Using the listing below, report all lines holding the word "JSON".

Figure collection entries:
[start]

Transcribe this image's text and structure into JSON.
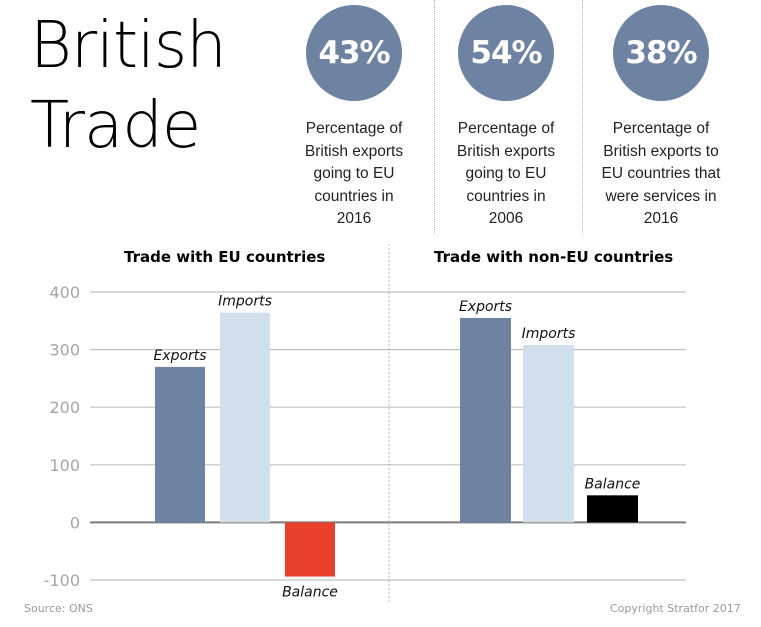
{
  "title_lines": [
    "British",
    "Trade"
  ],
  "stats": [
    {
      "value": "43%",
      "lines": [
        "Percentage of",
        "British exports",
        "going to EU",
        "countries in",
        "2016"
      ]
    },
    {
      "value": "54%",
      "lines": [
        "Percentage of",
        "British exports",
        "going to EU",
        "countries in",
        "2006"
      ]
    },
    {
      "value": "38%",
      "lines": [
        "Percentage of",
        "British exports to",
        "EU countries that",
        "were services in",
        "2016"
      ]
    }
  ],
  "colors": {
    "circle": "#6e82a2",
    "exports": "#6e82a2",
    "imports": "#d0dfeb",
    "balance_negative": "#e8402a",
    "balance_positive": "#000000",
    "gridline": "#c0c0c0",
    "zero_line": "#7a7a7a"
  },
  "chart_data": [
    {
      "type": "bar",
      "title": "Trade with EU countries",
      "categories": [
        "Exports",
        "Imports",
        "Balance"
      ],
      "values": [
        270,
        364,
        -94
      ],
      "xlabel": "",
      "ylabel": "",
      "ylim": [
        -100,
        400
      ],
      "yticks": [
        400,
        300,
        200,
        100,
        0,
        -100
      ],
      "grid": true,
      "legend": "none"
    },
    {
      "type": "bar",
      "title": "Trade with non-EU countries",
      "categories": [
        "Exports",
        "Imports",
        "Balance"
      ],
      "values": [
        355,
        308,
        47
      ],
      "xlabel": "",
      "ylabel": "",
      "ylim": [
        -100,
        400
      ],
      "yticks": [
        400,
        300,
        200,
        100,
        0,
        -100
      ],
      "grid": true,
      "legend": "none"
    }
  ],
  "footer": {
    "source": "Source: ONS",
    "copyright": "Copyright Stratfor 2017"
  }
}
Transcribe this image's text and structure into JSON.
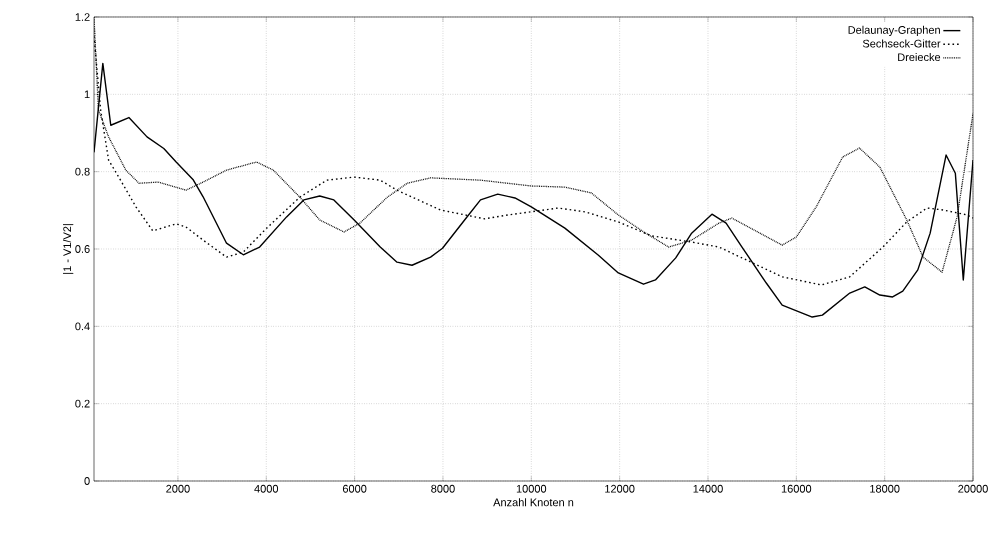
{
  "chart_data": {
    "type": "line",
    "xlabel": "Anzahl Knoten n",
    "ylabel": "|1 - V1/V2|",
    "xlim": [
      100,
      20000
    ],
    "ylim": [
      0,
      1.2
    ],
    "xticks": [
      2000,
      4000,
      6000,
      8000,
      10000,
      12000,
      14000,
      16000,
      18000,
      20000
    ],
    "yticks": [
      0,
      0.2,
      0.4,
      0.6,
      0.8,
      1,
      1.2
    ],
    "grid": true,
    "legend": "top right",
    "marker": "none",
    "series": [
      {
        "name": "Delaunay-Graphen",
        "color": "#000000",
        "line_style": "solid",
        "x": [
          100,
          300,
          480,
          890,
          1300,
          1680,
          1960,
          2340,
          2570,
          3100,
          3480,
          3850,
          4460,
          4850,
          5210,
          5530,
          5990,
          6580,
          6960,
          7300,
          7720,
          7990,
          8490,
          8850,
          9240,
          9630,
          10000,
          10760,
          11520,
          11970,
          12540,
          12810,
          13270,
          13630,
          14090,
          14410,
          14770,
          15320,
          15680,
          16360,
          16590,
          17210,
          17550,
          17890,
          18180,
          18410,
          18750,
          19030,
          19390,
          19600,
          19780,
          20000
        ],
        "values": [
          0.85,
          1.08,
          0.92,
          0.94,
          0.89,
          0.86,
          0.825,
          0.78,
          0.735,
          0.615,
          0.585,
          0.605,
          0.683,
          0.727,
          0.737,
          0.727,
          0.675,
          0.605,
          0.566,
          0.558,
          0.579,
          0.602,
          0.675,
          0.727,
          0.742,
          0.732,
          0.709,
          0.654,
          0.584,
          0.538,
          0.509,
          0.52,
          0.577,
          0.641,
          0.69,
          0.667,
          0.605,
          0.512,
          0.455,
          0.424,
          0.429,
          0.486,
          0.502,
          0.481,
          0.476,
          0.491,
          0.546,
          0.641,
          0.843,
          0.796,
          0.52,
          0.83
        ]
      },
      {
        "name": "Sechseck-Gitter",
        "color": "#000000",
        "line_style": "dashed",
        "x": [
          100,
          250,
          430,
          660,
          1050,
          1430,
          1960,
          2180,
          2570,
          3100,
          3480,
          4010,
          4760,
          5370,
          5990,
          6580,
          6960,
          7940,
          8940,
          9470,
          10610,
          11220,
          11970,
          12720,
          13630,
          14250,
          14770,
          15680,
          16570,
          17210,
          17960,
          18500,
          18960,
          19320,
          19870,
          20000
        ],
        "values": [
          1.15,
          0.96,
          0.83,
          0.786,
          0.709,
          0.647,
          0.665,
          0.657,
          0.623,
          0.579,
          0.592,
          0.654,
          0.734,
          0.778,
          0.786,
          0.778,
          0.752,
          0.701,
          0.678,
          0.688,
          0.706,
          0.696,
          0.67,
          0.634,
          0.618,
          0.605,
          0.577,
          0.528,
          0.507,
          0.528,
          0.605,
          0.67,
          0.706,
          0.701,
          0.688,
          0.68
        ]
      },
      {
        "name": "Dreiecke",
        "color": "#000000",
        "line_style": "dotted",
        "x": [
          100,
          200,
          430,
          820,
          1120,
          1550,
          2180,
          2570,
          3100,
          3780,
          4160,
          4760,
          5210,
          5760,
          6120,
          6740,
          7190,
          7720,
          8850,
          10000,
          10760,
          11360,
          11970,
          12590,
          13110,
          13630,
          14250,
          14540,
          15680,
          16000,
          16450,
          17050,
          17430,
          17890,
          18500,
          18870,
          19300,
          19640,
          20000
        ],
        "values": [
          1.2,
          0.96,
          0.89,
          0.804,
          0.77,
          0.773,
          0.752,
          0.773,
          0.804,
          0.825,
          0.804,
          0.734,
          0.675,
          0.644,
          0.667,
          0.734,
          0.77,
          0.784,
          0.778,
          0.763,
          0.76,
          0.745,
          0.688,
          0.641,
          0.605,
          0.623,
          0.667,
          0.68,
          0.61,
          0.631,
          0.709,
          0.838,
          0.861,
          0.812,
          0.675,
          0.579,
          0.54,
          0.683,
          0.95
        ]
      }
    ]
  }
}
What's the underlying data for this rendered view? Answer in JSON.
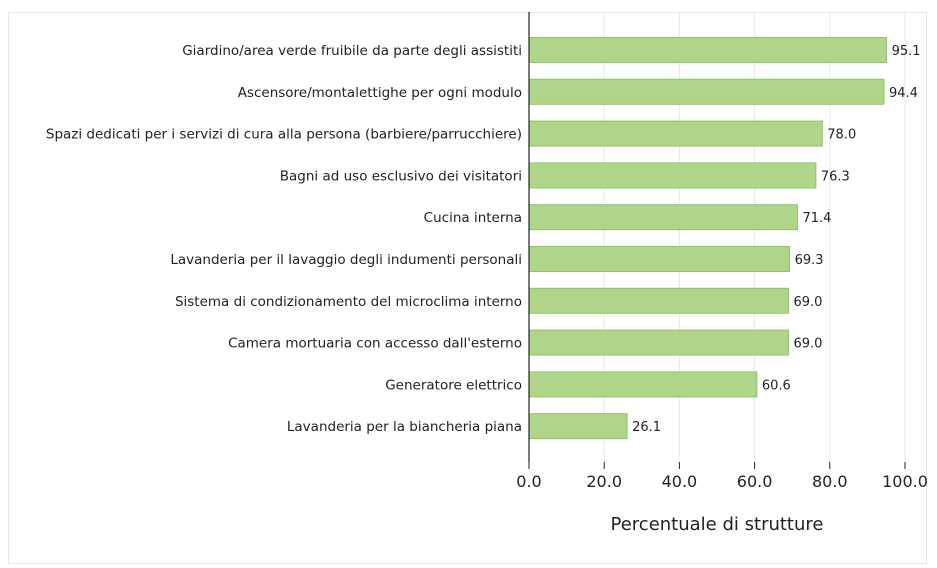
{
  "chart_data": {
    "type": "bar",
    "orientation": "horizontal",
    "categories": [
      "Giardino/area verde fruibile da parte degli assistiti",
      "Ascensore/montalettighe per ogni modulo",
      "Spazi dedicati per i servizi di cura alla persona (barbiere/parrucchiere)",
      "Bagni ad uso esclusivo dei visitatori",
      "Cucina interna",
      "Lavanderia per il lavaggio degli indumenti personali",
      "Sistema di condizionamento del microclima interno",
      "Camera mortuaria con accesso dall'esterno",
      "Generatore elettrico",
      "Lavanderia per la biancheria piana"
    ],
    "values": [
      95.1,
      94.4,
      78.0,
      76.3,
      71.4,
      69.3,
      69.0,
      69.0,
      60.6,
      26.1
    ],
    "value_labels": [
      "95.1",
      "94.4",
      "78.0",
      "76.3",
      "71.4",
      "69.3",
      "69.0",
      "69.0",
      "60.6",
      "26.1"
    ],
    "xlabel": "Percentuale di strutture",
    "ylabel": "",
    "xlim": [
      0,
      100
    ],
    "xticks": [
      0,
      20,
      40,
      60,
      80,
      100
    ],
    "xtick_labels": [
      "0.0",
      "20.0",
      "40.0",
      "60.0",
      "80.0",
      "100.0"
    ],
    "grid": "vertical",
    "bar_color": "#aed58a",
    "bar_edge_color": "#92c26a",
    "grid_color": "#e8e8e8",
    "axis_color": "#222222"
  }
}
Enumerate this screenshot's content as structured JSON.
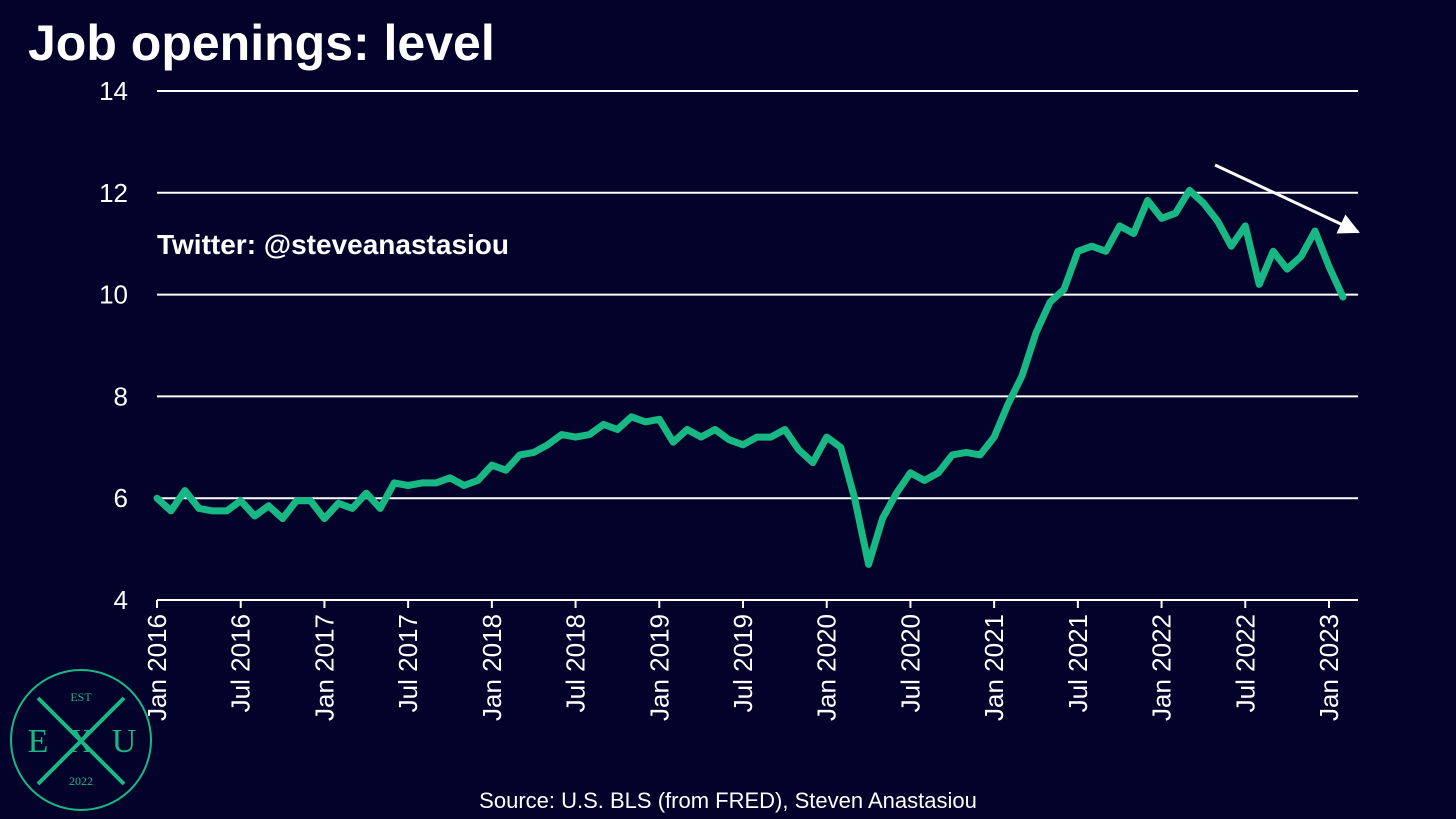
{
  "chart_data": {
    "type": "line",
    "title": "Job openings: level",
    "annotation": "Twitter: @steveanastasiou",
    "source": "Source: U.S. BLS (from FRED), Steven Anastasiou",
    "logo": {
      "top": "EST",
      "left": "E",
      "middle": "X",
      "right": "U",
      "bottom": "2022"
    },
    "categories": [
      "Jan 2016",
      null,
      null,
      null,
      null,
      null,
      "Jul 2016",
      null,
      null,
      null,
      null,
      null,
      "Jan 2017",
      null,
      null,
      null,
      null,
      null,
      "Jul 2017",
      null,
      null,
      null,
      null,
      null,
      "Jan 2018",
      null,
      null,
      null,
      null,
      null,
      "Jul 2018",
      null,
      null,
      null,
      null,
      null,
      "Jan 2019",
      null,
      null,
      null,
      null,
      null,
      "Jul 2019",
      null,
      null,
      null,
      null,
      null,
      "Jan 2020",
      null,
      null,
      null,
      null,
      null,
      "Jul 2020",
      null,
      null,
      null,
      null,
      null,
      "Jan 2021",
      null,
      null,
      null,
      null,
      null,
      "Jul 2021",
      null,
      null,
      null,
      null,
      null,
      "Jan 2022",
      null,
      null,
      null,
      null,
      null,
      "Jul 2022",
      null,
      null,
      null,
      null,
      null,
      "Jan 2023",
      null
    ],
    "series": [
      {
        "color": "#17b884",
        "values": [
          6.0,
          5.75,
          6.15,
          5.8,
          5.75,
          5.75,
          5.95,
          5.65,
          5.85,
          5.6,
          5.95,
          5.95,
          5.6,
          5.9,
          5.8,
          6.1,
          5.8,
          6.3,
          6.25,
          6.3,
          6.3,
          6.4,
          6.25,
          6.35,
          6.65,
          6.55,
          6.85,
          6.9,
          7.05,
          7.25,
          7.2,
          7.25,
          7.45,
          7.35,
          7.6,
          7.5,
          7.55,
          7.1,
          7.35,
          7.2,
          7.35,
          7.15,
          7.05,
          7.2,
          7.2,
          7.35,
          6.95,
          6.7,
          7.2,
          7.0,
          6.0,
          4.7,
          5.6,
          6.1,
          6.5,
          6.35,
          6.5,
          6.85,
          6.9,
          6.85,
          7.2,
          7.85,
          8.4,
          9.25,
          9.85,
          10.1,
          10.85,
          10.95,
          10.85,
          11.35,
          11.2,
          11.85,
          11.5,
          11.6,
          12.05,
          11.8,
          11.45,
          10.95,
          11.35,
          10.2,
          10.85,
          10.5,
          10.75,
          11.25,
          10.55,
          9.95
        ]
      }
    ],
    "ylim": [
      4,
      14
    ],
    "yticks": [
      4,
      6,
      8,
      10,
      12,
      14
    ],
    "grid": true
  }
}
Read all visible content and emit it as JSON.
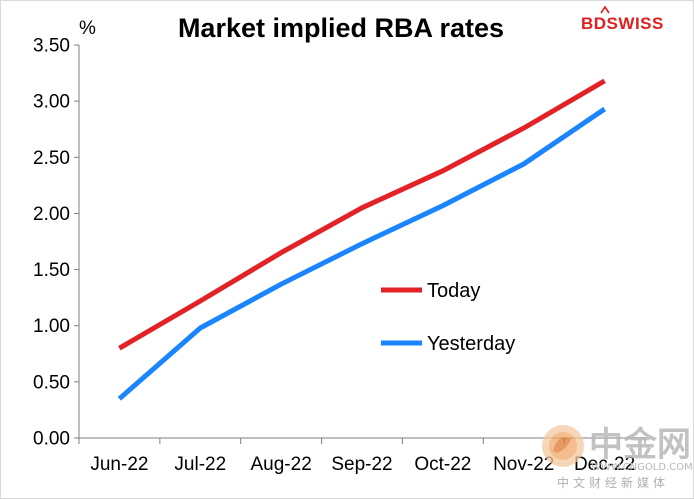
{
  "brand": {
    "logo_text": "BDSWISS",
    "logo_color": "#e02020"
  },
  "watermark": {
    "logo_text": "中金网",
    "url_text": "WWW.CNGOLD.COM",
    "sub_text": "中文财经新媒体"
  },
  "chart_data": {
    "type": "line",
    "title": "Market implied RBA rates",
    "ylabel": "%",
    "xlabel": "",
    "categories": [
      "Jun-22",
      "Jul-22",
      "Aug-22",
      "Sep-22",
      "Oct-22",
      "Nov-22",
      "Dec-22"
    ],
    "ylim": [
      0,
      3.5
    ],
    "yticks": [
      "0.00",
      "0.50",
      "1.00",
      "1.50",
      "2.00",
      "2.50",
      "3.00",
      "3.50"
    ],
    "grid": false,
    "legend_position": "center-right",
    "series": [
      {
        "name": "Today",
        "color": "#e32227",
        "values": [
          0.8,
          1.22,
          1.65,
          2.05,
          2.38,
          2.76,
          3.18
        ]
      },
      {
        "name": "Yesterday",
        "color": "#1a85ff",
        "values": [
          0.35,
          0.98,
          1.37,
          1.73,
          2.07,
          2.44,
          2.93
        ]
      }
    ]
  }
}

[end]

§ **WRITTEN ANSWER**
Transcribe this image's text and structure into JSON.
Transcribe this image's text and structure into JSON.
What's the underlying data for this rendered view? Answer in JSON.
Enumerate this screenshot's content as structured JSON.
Read all visible content and emit it as JSON.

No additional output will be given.